══ Textauszug ══

Fünf Schritte zur europäischen Bankenunion
Bruegel-Direktor Jean Pisani-Ferry und sein Stellvertreter Guntram Wolff zu Chancen und Risiken des neuen EU-Projekts
Die Chefs der Eurozone haben beschlossen, eine Bankenunion zu gründen. Damit wollen sie den Teufelskreis aus schwachen Banken und zahlungsunfähigen Staaten durchbrechen. Dies ist ein wichtiger Schritt und eine angemessene Antwort auf die zunehmende finanzielle Fragmentierung des Europäischen Währungsraums. Mitte September hat die EU-Kommission ihre Vorschläge für eine gemeinsame Bankenaufsicht vorgelegt. Die Diskussion über diese Vorschläge wird bald beginnen. Sie wird zwangsläufig sehr komplex, technisch und kontrovers verlaufen. Denn das Misstrauen ist groß, und die Ansichten zwischen den Euroländern sind sehr verschieden. Dennoch ist es wichtig, die Debatte zum Erfolg zu führen. Dazu soll unser Fünf-Punkte-Plan beitragen.
1. Streben Sie eine umfassende Lösung an. Eine echte Bankenunion muss nicht nur eine Aufsicht umfassen, wie sie derzeit diskutiert wird. Es geht auch um Abwicklung - also die Frage, wie wir mit maroden Finanzinstituten umgehen - und um den Zugang zu einer gemeinsamen finanziellen Absicherung. Alle drei Elemente gehören zusammen. Eine gemeinsame Aufsicht ohne gemeinsame Einlagensicherung würde darauf hinauslaufen, dass die nationalen Steuerzahler für die Fehler der EZB-Aufsicht zahlen müssen. Eine gemeinsame Einlagensicherung ohne gemeinsame Abwicklung würde ebenfalls Konflikte auslösen. Denn die nationalen Abwicklungsbehörden würden geradezu aufgefordert, die Kosten auf den europäischen Steuerzahler zu verlagern, anstatt die Geldgeber der Bank zur Verantwortung zu ziehen. Wenn ein Element fehlt oder schlecht entwickelt wird, würde das gesamte System geschwächt. Genau wie die Raumfähre Challenger, die wegen einer winzigen Versiegelung am rechten Triebwerk nach dem Start explodierte, wird auch die Bankenunion nur so stark wie ihr schwächstes Glied sein. Wenn auch nur ein kleines Element falsch konzipiert wird, könnte dies den Erfolg des gesamten Unternehmens gefährden.

═══
══ Angezeigte Zeilen ══

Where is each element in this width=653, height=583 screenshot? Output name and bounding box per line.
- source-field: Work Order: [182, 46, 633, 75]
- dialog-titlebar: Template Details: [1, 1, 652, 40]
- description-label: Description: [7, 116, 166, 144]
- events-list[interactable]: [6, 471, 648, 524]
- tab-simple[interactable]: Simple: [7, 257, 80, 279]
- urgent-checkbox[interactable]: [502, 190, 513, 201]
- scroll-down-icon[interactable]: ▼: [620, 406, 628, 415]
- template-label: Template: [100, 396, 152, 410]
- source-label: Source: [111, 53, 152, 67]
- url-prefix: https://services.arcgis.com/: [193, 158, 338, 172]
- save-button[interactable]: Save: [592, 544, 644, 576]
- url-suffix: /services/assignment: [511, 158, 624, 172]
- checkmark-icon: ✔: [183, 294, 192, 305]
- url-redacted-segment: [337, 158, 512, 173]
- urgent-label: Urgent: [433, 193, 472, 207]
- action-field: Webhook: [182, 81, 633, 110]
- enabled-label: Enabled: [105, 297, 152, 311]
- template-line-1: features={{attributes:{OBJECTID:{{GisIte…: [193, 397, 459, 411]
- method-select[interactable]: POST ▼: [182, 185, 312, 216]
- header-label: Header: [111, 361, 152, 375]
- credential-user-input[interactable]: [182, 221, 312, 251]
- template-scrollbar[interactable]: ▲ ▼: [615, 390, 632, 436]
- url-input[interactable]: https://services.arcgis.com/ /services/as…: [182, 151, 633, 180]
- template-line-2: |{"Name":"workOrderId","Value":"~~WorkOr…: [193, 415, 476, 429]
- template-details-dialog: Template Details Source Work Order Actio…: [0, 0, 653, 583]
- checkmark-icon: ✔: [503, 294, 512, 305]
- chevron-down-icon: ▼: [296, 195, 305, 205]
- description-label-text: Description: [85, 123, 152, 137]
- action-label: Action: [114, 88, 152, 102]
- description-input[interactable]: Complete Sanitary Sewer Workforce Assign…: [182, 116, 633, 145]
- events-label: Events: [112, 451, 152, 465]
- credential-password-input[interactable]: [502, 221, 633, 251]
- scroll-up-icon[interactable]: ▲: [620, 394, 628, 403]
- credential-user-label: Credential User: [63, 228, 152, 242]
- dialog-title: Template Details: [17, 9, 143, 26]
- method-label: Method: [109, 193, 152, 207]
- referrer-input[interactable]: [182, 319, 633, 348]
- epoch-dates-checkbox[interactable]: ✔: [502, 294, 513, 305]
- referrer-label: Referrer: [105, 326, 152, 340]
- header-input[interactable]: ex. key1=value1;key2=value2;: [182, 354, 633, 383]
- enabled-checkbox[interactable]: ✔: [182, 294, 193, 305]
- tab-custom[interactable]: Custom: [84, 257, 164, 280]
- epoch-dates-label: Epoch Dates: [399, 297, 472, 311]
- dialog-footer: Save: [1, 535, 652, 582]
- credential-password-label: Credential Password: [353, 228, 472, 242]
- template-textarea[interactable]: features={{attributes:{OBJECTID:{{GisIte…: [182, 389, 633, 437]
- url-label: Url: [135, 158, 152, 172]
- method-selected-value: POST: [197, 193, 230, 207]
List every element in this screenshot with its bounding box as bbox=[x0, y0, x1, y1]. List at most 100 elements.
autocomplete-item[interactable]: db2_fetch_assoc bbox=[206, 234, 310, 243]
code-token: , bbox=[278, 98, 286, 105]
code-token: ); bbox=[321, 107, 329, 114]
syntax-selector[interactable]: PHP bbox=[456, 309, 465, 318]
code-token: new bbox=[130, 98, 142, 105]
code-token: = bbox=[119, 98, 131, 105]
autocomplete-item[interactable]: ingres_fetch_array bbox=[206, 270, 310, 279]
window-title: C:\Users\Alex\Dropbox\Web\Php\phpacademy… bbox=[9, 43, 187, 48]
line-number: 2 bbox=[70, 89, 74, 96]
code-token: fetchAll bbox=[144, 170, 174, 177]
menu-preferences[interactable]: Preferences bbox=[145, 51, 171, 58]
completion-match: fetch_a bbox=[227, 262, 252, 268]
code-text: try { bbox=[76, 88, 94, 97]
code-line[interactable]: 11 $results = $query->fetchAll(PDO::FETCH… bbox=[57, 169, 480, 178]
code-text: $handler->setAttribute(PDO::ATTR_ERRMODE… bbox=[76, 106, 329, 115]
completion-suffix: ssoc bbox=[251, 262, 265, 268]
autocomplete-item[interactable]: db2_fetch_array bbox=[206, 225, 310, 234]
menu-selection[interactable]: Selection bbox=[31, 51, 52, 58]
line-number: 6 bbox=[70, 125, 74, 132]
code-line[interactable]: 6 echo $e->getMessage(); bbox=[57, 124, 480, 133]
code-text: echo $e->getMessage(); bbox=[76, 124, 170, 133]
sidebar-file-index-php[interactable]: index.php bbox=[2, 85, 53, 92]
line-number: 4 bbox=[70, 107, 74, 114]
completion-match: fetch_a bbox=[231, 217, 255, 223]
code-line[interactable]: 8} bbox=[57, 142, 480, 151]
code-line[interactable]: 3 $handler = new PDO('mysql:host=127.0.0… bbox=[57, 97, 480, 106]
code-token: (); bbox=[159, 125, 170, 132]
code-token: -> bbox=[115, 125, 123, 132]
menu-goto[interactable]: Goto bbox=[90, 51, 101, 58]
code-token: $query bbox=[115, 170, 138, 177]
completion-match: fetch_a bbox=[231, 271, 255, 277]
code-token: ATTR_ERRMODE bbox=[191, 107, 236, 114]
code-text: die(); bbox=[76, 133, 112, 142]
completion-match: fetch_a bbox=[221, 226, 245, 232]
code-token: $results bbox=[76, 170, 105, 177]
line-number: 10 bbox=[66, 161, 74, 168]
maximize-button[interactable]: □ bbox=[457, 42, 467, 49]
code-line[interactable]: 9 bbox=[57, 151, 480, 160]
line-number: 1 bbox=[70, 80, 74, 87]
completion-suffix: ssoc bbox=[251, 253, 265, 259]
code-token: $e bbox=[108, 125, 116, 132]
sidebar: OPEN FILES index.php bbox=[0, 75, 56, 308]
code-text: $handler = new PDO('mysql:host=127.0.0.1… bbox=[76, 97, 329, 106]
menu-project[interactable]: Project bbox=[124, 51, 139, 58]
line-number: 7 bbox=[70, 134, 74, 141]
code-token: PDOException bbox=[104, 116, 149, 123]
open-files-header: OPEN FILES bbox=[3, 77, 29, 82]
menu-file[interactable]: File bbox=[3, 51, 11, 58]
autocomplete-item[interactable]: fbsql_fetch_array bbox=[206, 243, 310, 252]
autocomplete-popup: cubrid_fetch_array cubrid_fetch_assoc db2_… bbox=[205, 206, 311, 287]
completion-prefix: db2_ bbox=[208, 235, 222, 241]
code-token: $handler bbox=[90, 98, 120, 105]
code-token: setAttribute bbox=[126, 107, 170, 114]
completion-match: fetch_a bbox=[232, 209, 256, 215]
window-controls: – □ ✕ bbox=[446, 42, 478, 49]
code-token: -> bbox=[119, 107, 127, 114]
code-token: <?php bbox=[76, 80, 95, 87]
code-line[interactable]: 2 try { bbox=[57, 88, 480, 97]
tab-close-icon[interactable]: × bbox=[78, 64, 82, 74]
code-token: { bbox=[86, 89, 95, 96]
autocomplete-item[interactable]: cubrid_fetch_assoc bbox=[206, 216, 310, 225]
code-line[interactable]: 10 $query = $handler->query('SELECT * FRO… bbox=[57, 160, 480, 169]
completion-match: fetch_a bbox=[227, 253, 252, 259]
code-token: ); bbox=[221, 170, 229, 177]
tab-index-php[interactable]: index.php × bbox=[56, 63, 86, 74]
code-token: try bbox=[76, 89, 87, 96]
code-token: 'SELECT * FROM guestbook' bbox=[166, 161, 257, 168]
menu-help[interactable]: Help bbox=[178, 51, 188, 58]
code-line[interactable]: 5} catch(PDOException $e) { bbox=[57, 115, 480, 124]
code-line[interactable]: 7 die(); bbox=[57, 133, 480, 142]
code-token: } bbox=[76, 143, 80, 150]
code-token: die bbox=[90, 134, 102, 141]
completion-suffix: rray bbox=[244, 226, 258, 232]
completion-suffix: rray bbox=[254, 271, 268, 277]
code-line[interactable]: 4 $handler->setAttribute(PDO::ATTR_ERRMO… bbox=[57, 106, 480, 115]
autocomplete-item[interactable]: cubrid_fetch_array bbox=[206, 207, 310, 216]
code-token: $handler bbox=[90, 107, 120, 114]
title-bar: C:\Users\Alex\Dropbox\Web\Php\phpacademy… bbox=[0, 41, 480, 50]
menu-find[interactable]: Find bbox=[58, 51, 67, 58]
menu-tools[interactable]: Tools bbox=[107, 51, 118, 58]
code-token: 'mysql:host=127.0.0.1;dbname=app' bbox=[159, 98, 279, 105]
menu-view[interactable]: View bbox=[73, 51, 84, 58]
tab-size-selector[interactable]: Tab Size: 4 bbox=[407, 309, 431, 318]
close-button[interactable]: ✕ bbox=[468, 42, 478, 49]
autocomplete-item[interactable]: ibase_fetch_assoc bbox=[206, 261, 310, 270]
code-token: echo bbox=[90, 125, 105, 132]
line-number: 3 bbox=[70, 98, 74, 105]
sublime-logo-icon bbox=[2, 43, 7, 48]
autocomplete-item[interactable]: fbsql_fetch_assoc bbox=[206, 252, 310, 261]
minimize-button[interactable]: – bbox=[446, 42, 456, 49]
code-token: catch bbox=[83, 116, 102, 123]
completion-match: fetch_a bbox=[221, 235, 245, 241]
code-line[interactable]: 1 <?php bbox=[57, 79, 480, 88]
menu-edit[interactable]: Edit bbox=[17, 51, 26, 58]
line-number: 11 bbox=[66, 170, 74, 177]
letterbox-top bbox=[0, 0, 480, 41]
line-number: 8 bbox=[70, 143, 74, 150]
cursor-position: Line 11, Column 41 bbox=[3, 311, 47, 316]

═══

**Zu lösende Aufgaben**.
[A] Übersetzen Sie den Satz „Eine gemeinsame Einlagensicherung ohne gemeinsame Abwicklung würde ebenfalls Konflikte auslösen.“ aus dem Textauszug ins Englische.
[B] Schreiben Sie aus dem Textauszug den Abschnitt von „Fünf Schritte zur“ bis einschließlich „unser Fünf-Punkte-Plan beitragen.“ wortgetreu ab.

**Lösungen**.
[A] A common deposit insurance scheme without common resolution would likewise trigger conflicts.

[B]
Fünf Schritte zur europäischen Bankenunion
Bruegel-Direktor Jean Pisani-Ferry und sein Stellvertreter Guntram Wolff zu Chancen und Risiken des neuen EU-Projekts
Die Chefs der Eurozone haben beschlossen, eine Bankenunion zu gründen. Damit wollen sie den Teufelskreis aus schwachen Banken und zahlungsunfähigen Staaten durchbrechen. Dies ist ein wichtiger Schritt und eine angemessene Antwort auf die zunehmende finanzielle Fragmentierung des Europäischen Währungsraums. Mitte September hat die EU-Kommission ihre Vorschläge für eine gemeinsame Bankenaufsicht vorgelegt. Die Diskussion über diese Vorschläge wird bald beginnen. Sie wird zwangsläufig sehr komplex, technisch und kontrovers verlaufen. Denn das Misstrauen ist groß, und die Ansichten zwischen den Euroländern sind sehr verschieden. Dennoch ist es wichtig, die Debatte zum Erfolg zu führen. Dazu soll unser Fünf-Punkte-Plan beitragen.